_The problem_
Look through the material below. Copy every line with the string "critical" in it.

_Records to use_
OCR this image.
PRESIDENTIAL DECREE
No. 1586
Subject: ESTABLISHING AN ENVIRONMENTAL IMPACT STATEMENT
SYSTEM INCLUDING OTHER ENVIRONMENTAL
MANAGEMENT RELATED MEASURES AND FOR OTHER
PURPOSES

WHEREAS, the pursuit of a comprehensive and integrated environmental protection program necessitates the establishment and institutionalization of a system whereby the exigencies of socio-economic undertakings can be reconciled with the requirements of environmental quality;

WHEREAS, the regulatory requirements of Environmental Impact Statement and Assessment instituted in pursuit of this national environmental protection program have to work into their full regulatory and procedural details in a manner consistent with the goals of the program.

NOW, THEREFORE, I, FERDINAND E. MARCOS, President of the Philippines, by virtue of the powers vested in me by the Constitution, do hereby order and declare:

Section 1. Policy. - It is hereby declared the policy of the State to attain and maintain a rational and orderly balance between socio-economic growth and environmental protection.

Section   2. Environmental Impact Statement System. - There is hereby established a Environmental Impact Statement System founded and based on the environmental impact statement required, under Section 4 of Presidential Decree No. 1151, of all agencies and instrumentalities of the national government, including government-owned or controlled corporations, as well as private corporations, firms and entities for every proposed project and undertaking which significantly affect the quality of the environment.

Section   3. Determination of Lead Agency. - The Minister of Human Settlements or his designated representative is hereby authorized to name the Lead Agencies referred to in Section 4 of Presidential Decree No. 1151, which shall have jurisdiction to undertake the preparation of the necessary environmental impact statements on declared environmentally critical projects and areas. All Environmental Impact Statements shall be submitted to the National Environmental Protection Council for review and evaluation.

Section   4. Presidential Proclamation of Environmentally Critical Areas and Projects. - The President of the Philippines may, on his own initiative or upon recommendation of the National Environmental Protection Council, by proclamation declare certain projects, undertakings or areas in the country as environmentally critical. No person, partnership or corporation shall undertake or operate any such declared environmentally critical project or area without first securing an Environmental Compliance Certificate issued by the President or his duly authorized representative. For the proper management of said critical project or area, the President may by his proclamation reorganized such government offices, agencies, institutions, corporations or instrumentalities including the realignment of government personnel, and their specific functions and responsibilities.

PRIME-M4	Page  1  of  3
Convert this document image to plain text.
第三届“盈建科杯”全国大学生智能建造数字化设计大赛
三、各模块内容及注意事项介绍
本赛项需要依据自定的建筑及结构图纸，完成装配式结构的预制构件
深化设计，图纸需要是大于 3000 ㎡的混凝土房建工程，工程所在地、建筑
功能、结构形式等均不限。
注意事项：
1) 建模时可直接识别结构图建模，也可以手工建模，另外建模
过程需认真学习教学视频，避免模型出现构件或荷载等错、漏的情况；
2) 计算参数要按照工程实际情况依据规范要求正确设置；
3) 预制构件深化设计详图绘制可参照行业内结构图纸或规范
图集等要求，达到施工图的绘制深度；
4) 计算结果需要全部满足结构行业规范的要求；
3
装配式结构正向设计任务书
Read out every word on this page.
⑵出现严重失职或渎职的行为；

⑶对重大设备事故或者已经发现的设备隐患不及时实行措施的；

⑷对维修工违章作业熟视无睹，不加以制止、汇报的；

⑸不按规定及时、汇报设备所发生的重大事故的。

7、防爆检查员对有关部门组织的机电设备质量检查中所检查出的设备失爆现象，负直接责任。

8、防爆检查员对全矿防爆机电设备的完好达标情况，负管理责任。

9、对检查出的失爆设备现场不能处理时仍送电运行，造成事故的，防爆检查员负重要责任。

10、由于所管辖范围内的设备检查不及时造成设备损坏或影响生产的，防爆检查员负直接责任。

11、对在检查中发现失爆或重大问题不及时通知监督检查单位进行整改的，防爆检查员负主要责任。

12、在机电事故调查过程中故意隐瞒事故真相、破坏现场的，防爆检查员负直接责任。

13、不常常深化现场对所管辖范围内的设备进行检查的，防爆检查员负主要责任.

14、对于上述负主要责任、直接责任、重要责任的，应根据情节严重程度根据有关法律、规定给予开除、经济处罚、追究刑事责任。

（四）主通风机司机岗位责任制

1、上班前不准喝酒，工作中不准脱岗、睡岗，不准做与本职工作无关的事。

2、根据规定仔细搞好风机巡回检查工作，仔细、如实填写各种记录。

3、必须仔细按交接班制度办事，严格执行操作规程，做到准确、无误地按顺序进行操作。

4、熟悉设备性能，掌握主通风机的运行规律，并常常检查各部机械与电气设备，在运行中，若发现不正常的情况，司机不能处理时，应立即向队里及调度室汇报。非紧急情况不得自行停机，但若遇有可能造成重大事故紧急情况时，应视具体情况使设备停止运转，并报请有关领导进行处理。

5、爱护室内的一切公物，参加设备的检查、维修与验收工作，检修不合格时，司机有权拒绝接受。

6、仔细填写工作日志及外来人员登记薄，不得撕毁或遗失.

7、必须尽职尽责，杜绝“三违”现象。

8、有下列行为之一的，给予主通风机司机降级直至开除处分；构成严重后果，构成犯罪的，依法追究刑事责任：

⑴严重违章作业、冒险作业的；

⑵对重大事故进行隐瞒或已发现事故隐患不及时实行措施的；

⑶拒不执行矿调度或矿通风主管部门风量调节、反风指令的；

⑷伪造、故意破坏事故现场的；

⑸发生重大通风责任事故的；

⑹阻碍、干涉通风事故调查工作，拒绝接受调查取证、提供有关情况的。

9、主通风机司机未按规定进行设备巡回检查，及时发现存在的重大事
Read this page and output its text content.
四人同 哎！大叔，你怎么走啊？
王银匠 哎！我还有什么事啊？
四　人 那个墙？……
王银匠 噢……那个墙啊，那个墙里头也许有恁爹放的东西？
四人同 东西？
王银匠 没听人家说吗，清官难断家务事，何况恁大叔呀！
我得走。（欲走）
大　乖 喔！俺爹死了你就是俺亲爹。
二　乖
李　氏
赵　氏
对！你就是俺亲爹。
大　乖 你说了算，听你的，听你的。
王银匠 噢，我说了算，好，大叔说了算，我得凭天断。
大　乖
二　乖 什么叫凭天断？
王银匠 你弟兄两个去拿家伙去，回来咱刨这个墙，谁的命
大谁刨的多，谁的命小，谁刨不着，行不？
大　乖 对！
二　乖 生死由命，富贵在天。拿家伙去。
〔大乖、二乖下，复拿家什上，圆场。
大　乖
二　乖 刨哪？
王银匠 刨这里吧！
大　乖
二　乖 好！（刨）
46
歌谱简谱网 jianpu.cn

_Answer_
Section   3. Determination of Lead Agency. - The Minister of Human Settlements or his designated representative is hereby authorized to name the Lead Agencies referred to in Section 4 of Presidential Decree No. 1151, which shall have jurisdiction to undertake the preparation of the necessary environmental impact statements on declared environmentally critical projects and areas. All Environmental Impact Statements shall be submitted to the National Environmental Protection Council for review and evaluation.
Section   4. Presidential Proclamation of Environmentally Critical Areas and Projects. - The President of the Philippines may, on his own initiative or upon recommendation of the National Environmental Protection Council, by proclamation declare certain projects, undertakings or areas in the country as environmentally critical. No person, partnership or corporation shall undertake or operate any such declared environmentally critical project or area without first securing an Environmental Compliance Certificate issued by the President or his duly authorized representative. For the proper management of said critical project or area, the President may by his proclamation reorganized such government offices, agencies, institutions, corporations or instrumentalities including the realignment of government personnel, and their specific functions and responsibilities.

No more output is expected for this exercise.